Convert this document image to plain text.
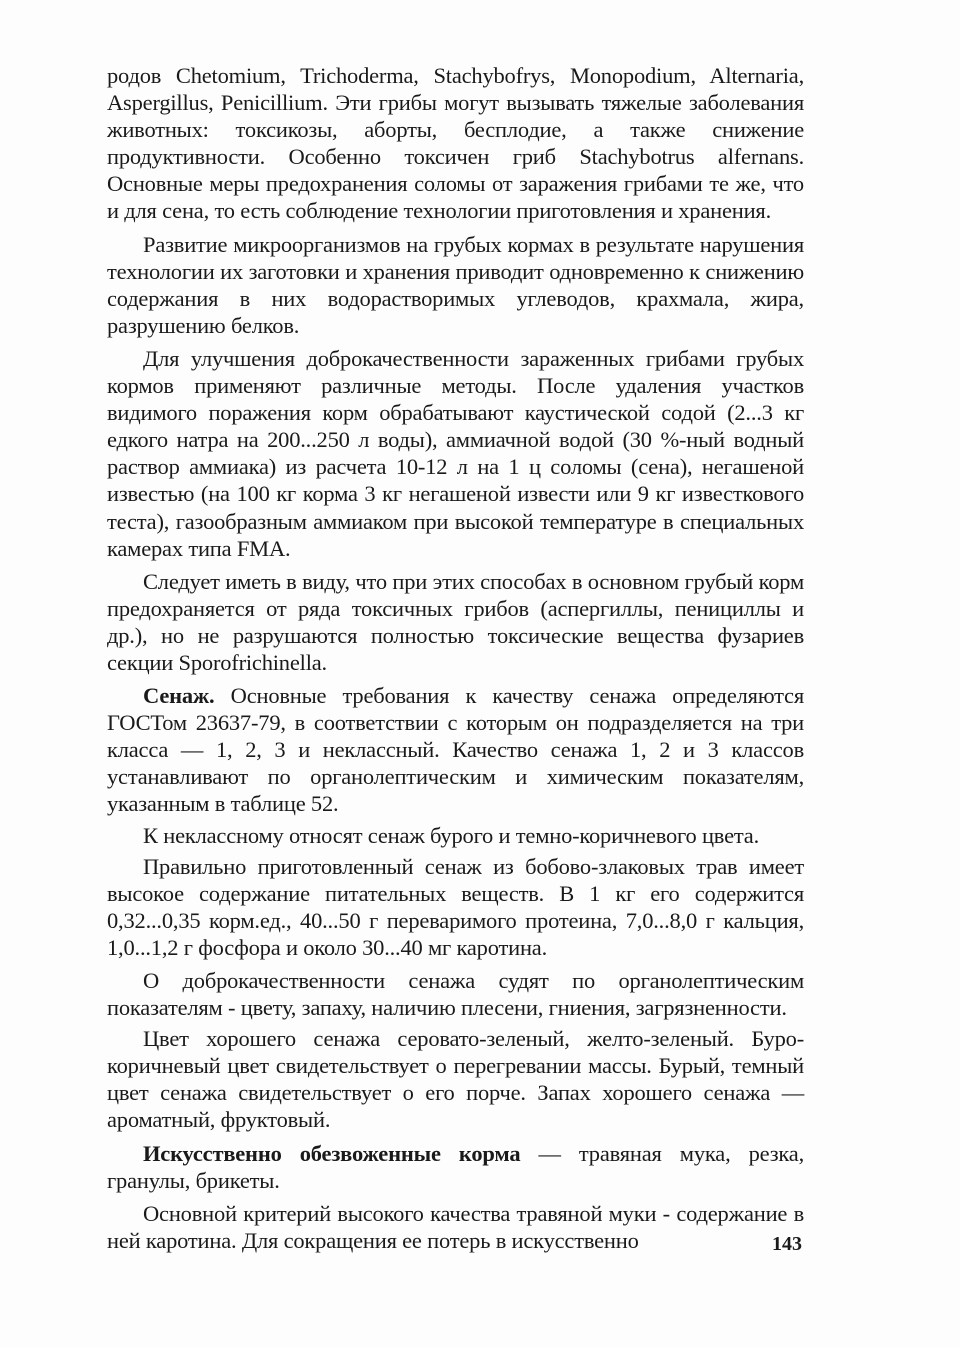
родов Chetomium, Trichoderma, Stachybofrys, Monopodium, Alternaria, Aspergillus, Penicillium. Эти грибы могут вызывать тяжелые заболевания животных: токсикозы, аборты, бесплодие, а также снижение продуктивности. Особенно токсичен гриб Stachybotrus alfernans. Основные меры предохранения соломы от заражения грибами те же, что и для сена, то есть соблюдение технологии приготовления и хранения.

Развитие микроорганизмов на грубых кормах в результате нарушения технологии их заготовки и хранения приводит одновременно к снижению содержания в них водорастворимых углеводов, крахмала, жира, разрушению белков.

Для улучшения доброкачественности зараженных грибами грубых кормов применяют различные методы. После удаления участков видимого поражения корм обрабатывают каустической содой (2...3 кг едкого натра на 200...250 л воды), аммиачной водой (30 %-ный водный раствор аммиака) из расчета 10-12 л на 1 ц соломы (сена), негашеной известью (на 100 кг корма 3 кг негашеной извести или 9 кг известкового теста), газообразным аммиаком при высокой температуре в специальных камерах типа FMA.

Следует иметь в виду, что при этих способах в основном грубый корм предохраняется от ряда токсичных грибов (аспергиллы, пенициллы и др.), но не разрушаются полностью токсические вещества фузариев секции Sporofrichinella.

Сенаж. Основные требования к качеству сенажа определяются ГОСТом 23637-79, в соответствии с которым он подразделяется на три класса — 1, 2, 3 и неклассный. Качество сенажа 1, 2 и 3 классов устанавливают по органолептическим и химическим показателям, указанным в таблице 52.

К неклассному относят сенаж бурого и темно-коричневого цвета.

Правильно приготовленный сенаж из бобово-злаковых трав имеет высокое содержание питательных веществ. В 1 кг его содержится 0,32...0,35 корм.ед., 40...50 г переваримого протеина, 7,0...8,0 г кальция, 1,0...1,2 г фосфора и около 30...40 мг каротина.

О доброкачественности сенажа судят по органолептическим показателям - цвету, запаху, наличию плесени, гниения, загрязненности.

Цвет хорошего сенажа серовато-зеленый, желто-зеленый. Буро-коричневый цвет свидетельствует о перегревании массы. Бурый, темный цвет сенажа свидетельствует о его порче. Запах хорошего сенажа — ароматный, фруктовый.

Искусственно обезвоженные корма — травяная мука, резка, гранулы, брикеты.

Основной критерий высокого качества травяной муки - содержание в ней каротина. Для сокращения ее потерь в искусственно	143
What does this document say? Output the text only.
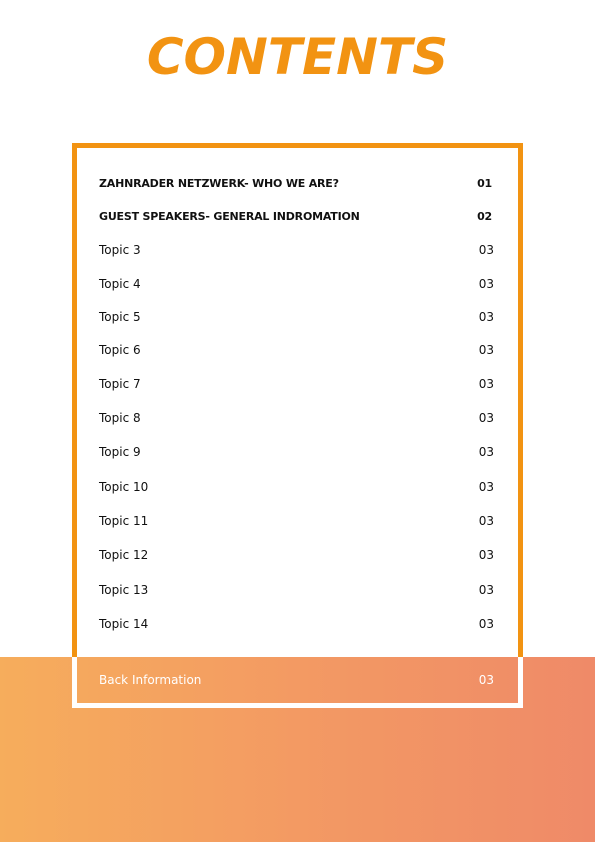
CONTENTS
ZAHNRADER NETZWERK- WHO WE ARE?	01
GUEST SPEAKERS- GENERAL INDROMATION	02
Topic 3	03
Topic 4	03
Topic 5	03
Topic 6	03
Topic 7	03
Topic 8	03
Topic 9	03
Topic 10	03
Topic 11	03
Topic 12	03
Topic 13	03
Topic 14	03
Back Information	03
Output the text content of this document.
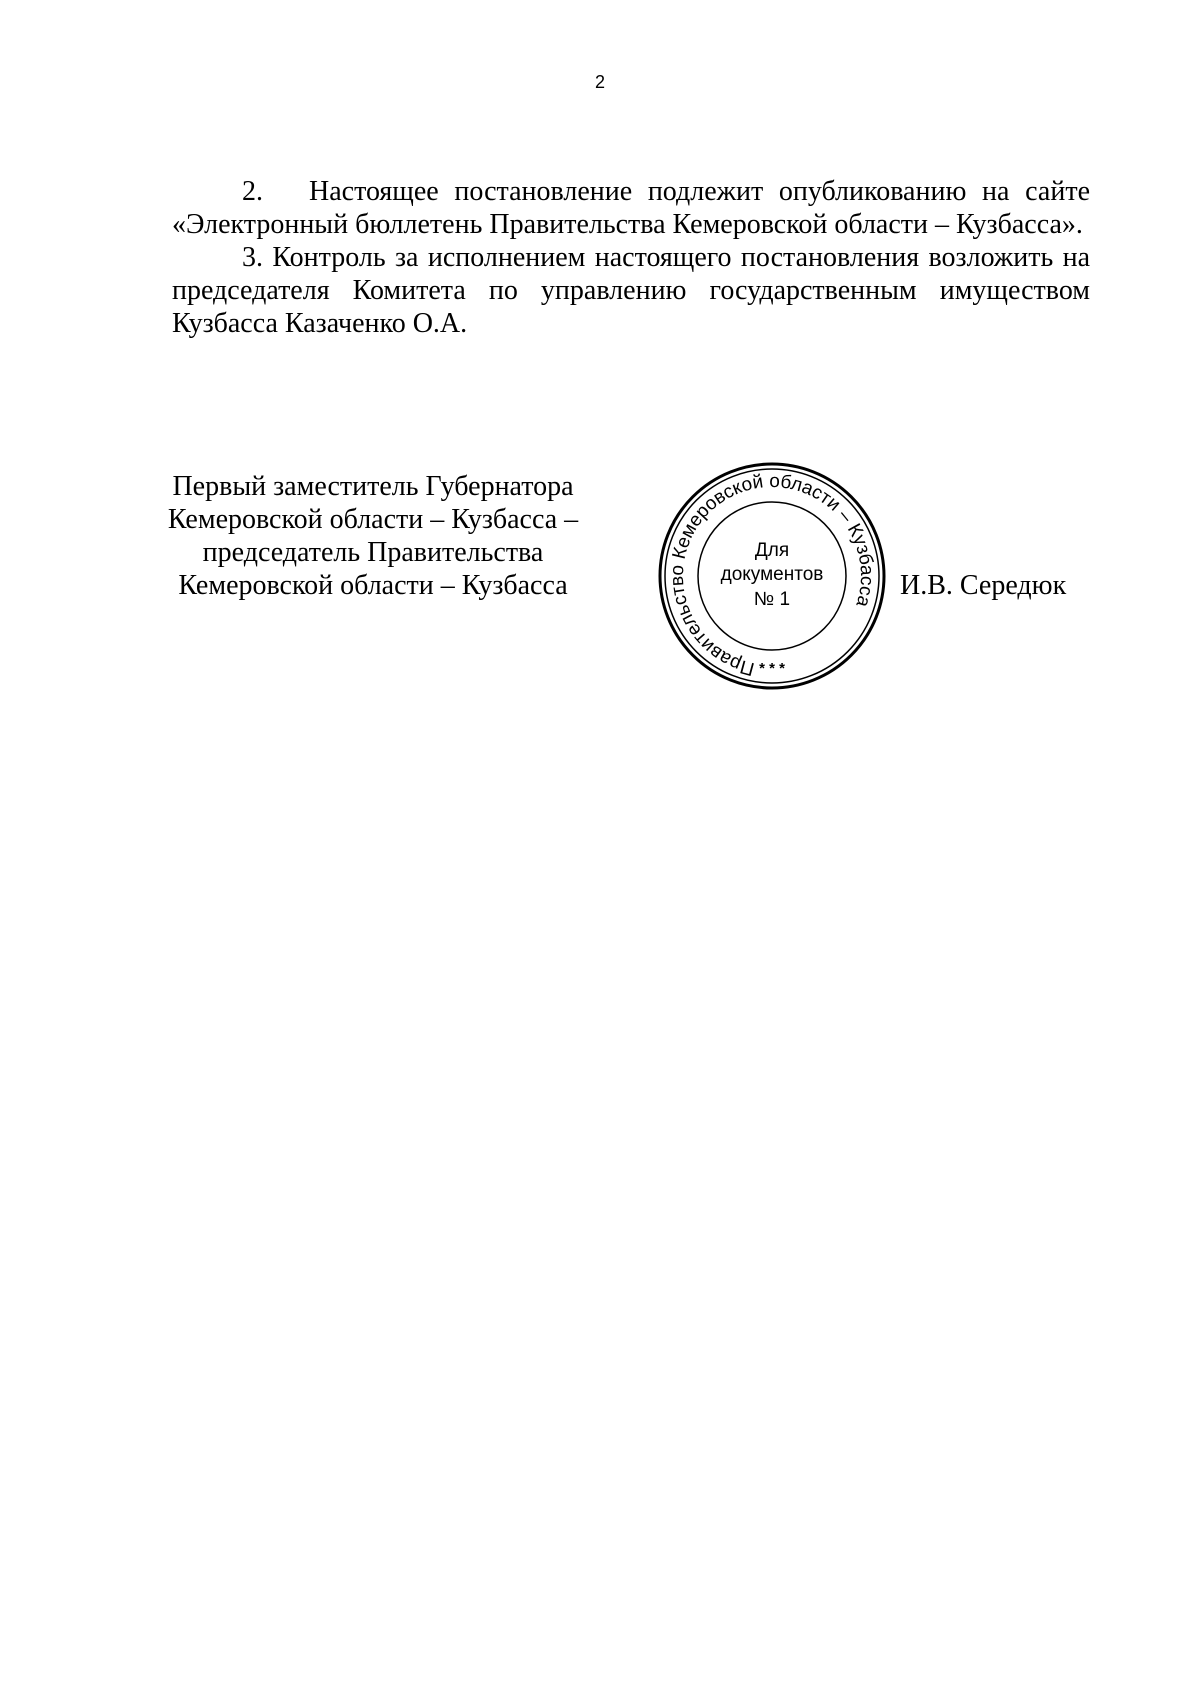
2

2. Настоящее постановление подлежит опубликованию на сайте «Электронный бюллетень Правительства Кемеровской области – Кузбасса».

3. Контроль за исполнением настоящего постановления возложить на председателя Комитета по управлению государственным имуществом Кузбасса Казаченко О.А.

Первый заместитель Губернатора
Кемеровской области – Кузбасса –
председатель Правительства
Кемеровской области – Кузбасса
Правительство Кемеровской области – Кузбасса
Для
документов
№ 1
* * *
И.В. Середюк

----------

## Problem requirements
Gather all the lines that include the word "грубых" and copy them out.

## Written response
Развитие микроорганизмов на грубых кормах в результате нарушения технологии их заготовки и хранения приводит одновременно к снижению содержания в них водорастворимых углеводов, крахмала, жира, разрушению белков.
Для улучшения доброкачественности зараженных грибами грубых кормов применяют различные методы. После удаления участков видимого поражения корм обрабатывают каустической содой (2...3 кг едкого натра на 200...250 л воды), аммиачной водой (30 %-ный водный раствор аммиака) из расчета 10-12 л на 1 ц соломы (сена), негашеной известью (на 100 кг корма 3 кг негашеной извести или 9 кг известкового теста), газообразным аммиаком при высокой температуре в специальных камерах типа FMA.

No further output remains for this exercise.